--- BEGIN Record extracts ---

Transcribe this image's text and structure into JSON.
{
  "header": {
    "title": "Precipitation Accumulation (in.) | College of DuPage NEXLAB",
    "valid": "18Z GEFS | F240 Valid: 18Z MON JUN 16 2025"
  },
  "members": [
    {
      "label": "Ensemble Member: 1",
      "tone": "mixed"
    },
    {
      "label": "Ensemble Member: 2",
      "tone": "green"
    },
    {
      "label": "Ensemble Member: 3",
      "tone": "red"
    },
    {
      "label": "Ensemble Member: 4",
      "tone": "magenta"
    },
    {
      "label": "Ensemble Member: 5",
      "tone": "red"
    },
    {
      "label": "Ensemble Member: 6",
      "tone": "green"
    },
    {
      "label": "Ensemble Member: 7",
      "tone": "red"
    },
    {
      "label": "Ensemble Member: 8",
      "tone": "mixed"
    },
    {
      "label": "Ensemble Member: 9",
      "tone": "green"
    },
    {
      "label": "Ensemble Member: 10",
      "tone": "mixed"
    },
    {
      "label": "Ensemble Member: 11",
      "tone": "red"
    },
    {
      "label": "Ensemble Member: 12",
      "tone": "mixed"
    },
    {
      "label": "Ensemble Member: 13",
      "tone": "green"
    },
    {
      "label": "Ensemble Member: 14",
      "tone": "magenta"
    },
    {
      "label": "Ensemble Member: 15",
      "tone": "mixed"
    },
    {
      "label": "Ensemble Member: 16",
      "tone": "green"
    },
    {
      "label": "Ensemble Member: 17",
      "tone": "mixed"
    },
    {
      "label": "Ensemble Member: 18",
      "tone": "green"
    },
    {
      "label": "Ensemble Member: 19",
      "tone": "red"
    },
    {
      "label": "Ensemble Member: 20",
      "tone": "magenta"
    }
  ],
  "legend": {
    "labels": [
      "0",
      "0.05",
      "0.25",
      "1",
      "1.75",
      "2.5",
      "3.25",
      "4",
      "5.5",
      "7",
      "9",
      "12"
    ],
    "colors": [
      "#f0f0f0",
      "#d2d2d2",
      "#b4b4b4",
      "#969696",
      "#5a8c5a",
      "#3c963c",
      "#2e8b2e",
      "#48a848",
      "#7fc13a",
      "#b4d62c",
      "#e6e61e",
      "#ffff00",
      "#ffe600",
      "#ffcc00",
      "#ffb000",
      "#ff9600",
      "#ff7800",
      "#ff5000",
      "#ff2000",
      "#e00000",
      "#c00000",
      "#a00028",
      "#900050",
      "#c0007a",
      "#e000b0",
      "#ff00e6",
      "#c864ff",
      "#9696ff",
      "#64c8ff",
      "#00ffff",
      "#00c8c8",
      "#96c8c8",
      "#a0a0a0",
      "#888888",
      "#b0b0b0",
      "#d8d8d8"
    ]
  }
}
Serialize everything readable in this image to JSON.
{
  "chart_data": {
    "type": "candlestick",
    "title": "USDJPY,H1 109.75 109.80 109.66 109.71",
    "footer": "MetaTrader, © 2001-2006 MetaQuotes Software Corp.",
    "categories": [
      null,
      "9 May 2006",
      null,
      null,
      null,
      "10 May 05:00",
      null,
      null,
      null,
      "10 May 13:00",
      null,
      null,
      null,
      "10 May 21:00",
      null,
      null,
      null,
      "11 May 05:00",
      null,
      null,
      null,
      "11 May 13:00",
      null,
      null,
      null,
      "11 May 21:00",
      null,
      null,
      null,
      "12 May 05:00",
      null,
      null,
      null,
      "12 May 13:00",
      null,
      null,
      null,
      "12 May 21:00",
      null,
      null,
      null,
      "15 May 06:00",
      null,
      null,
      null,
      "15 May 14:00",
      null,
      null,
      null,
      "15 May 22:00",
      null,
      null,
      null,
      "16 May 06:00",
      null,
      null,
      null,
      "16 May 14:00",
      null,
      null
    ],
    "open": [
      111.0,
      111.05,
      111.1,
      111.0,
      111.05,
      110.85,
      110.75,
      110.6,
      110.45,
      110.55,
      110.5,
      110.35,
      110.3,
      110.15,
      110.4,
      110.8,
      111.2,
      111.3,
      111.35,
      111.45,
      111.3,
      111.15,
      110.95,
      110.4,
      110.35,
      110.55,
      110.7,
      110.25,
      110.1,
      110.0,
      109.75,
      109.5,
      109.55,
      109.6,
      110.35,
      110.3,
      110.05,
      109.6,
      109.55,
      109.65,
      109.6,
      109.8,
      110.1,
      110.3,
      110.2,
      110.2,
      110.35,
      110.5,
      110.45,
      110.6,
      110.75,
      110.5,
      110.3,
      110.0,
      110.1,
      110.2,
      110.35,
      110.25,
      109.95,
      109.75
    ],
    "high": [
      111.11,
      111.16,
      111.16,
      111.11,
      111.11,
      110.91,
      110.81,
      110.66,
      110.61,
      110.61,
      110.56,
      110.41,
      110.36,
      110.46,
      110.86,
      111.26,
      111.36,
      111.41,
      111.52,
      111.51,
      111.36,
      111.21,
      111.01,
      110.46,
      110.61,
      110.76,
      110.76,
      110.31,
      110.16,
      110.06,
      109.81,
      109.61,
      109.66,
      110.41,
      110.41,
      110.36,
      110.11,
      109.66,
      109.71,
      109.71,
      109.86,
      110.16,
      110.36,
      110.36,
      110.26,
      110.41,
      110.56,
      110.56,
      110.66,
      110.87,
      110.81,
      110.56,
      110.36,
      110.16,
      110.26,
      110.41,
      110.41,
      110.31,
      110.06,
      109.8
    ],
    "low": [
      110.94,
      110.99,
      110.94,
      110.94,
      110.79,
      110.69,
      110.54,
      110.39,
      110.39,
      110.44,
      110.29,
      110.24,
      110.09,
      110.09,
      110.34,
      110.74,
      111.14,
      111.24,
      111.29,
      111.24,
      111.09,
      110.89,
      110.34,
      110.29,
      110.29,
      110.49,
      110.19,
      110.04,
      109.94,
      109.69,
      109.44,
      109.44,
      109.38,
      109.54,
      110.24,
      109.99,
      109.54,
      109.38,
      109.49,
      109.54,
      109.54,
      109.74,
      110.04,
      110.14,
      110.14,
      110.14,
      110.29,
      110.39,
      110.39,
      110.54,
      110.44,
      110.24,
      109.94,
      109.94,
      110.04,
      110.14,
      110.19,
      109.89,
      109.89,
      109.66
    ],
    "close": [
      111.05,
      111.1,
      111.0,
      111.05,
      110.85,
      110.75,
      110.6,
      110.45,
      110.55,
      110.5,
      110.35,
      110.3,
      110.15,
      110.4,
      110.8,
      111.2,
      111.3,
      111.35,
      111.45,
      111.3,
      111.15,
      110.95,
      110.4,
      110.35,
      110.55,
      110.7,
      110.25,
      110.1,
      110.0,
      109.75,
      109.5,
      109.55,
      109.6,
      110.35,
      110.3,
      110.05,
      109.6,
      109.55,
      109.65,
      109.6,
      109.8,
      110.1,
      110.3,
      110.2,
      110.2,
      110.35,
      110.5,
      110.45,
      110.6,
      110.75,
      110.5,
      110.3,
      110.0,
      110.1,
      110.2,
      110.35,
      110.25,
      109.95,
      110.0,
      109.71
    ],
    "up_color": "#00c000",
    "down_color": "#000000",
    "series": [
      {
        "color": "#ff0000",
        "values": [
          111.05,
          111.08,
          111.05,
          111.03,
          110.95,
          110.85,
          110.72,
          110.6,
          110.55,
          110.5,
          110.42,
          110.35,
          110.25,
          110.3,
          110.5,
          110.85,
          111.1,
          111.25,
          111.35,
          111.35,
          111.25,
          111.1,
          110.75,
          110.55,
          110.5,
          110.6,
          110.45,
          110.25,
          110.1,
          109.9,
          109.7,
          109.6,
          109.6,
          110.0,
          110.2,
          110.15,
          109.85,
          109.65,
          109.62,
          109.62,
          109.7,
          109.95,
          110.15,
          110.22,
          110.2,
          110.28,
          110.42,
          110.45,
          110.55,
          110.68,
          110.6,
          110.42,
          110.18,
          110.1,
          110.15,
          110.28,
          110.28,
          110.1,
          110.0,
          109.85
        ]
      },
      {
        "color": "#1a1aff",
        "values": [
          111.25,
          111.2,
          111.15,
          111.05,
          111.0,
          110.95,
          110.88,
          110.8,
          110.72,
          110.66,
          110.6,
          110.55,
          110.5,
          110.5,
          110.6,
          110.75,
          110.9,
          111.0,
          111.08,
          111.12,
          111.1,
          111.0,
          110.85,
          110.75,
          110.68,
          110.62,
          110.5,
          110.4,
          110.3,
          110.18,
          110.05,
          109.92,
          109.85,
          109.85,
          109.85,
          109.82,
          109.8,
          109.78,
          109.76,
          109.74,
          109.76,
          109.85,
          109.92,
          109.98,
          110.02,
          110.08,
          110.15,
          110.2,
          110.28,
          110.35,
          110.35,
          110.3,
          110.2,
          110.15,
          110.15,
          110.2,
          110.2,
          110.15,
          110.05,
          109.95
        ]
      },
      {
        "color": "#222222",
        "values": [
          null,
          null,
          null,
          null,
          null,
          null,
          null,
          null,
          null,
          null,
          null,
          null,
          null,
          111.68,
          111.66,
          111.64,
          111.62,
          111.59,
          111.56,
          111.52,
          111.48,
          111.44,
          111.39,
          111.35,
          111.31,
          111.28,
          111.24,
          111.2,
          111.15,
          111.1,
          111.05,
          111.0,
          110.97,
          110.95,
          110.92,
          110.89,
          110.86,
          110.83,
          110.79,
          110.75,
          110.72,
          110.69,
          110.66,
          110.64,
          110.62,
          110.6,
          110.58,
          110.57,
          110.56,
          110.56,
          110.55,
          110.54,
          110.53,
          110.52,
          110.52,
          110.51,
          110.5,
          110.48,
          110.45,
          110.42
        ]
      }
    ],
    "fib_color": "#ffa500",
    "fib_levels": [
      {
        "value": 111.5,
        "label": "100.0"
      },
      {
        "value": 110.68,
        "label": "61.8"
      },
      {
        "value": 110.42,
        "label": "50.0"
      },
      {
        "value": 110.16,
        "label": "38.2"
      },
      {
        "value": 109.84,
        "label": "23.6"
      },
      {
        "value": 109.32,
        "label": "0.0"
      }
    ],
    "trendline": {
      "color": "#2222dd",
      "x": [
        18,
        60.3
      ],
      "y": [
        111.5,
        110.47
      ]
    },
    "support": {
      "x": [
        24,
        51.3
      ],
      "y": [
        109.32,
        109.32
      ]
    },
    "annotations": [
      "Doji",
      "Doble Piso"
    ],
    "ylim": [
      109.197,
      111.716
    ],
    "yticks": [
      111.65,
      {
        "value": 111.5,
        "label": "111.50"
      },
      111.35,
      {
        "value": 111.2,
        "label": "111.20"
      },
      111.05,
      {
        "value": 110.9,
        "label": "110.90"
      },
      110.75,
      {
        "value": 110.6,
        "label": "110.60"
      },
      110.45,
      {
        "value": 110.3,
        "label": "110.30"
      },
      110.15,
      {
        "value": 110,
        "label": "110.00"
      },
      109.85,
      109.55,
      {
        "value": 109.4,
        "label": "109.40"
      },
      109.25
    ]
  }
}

--- END Record extracts ---

**Short problem:** Sift through the entries and copy every line with "JSON".

**Expected answer:**
Transcribe this image's text and structure into JSON.
Serialize everything readable in this image to JSON.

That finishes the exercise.